• WHAT TO WORK ON: Could you write out the records below exactly as they appear?

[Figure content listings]
-- begin --
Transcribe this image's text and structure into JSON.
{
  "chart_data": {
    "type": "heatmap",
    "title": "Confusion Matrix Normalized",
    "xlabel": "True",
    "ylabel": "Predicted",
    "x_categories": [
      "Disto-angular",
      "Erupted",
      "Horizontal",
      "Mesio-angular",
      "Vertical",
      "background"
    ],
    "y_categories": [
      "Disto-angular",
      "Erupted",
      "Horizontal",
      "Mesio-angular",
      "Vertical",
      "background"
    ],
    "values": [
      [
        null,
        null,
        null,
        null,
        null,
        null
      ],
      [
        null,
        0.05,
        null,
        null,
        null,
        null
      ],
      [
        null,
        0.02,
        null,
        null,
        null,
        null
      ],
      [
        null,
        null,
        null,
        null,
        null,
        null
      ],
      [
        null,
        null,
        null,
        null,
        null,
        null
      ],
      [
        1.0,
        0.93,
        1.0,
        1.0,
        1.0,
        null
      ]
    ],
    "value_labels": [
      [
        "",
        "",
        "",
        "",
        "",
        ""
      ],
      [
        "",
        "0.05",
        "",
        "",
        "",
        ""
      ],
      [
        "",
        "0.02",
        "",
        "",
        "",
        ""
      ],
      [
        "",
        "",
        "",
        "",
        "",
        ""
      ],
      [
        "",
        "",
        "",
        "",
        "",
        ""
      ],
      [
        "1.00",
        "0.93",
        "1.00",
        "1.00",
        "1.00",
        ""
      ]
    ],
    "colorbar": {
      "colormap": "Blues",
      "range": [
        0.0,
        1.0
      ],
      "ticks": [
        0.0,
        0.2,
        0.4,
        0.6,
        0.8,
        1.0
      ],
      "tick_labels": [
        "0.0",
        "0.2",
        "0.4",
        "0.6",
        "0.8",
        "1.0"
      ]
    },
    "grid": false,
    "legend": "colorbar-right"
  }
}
-- end --
• EXERCISE RESPONSE:
Transcribe this image's text and structure into JSON.
{
  "chart_data": {
    "type": "heatmap",
    "title": "Confusion Matrix Normalized",
    "xlabel": "True",
    "ylabel": "Predicted",
    "x_categories": [
      "Disto-angular",
      "Erupted",
      "Horizontal",
      "Mesio-angular",
      "Vertical",
      "background"
    ],
    "y_categories": [
      "Disto-angular",
      "Erupted",
      "Horizontal",
      "Mesio-angular",
      "Vertical",
      "background"
    ],
    "values": [
      [
        null,
        null,
        null,
        null,
        null,
        null
      ],
      [
        null,
        0.05,
        null,
        null,
        null,
        null
      ],
      [
        null,
        0.02,
        null,
        null,
        null,
        null
      ],
      [
        null,
        null,
        null,
        null,
        null,
        null
      ],
      [
        null,
        null,
        null,
        null,
        null,
        null
      ],
      [
        1.0,
        0.93,
        1.0,
        1.0,
        1.0,
        null
      ]
    ],
    "value_labels": [
      [
        "",
        "",
        "",
        "",
        "",
        ""
      ],
      [
        "",
        "0.05",
        "",
        "",
        "",
        ""
      ],
      [
        "",
        "0.02",
        "",
        "",
        "",
        ""
      ],
      [
        "",
        "",
        "",
        "",
        "",
        ""
      ],
      [
        "",
        "",
        "",
        "",
        "",
        ""
      ],
      [
        "1.00",
        "0.93",
        "1.00",
        "1.00",
        "1.00",
        ""
      ]
    ],
    "colorbar": {
      "colormap": "Blues",
      "range": [
        0.0,
        1.0
      ],
      "ticks": [
        0.0,
        0.2,
        0.4,
        0.6,
        0.8,
        1.0
      ],
      "tick_labels": [
        "0.0",
        "0.2",
        "0.4",
        "0.6",
        "0.8",
        "1.0"
      ]
    },
    "grid": false,
    "legend": "colorbar-right"
  }
}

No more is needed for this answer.